» **What to do**
List all lines of the data containing the word "skilled".

====== Recorded information

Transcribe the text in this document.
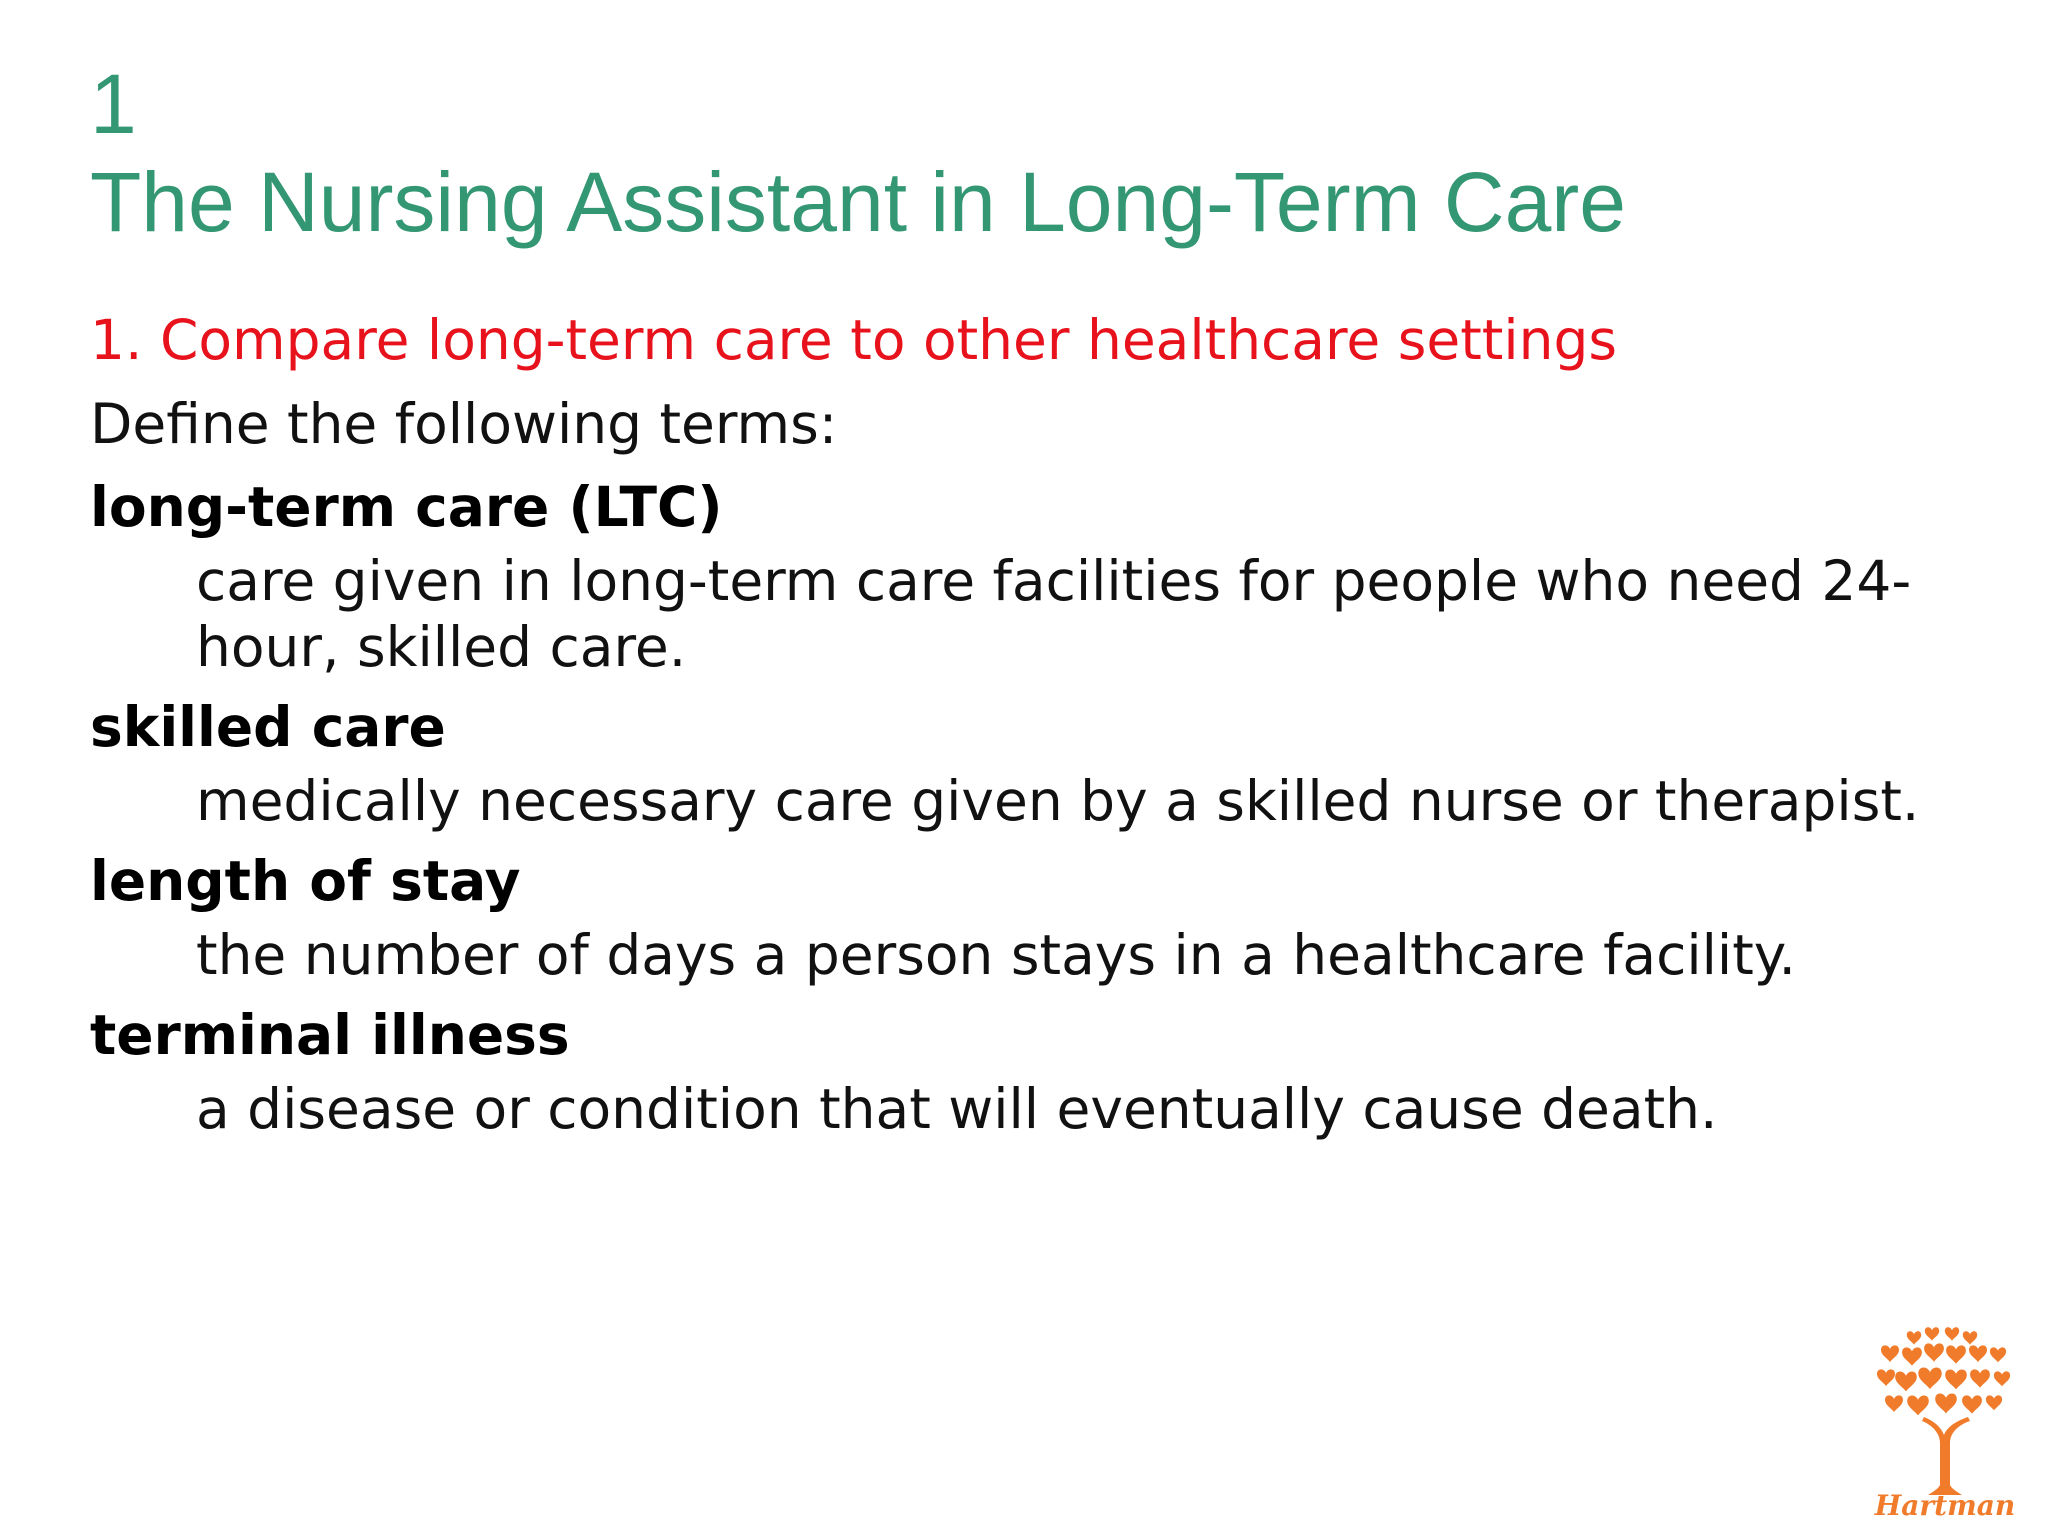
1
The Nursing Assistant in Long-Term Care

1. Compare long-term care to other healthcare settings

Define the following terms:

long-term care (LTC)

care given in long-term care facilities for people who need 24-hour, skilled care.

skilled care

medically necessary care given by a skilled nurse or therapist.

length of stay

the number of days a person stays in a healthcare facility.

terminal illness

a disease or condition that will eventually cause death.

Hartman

============
====== Recorded information

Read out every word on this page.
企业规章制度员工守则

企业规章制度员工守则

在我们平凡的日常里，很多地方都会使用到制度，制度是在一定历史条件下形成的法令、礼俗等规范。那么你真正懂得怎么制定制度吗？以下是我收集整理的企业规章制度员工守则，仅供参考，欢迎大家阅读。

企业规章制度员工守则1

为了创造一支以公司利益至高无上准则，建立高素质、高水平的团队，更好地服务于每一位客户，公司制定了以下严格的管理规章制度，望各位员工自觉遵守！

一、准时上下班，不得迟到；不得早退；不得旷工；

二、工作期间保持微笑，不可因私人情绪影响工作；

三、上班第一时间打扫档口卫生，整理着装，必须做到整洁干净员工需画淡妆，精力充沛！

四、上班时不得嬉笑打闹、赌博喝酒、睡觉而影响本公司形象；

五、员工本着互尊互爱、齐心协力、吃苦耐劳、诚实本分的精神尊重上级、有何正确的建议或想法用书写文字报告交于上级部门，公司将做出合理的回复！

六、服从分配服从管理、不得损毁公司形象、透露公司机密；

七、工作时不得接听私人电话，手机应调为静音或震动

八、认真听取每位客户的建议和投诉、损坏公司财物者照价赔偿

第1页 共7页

============

» **Reply to the exercise**
care given in long-term care facilities for people who need 24-hour, skilled care.
skilled care
medically necessary care given by a skilled nurse or therapist.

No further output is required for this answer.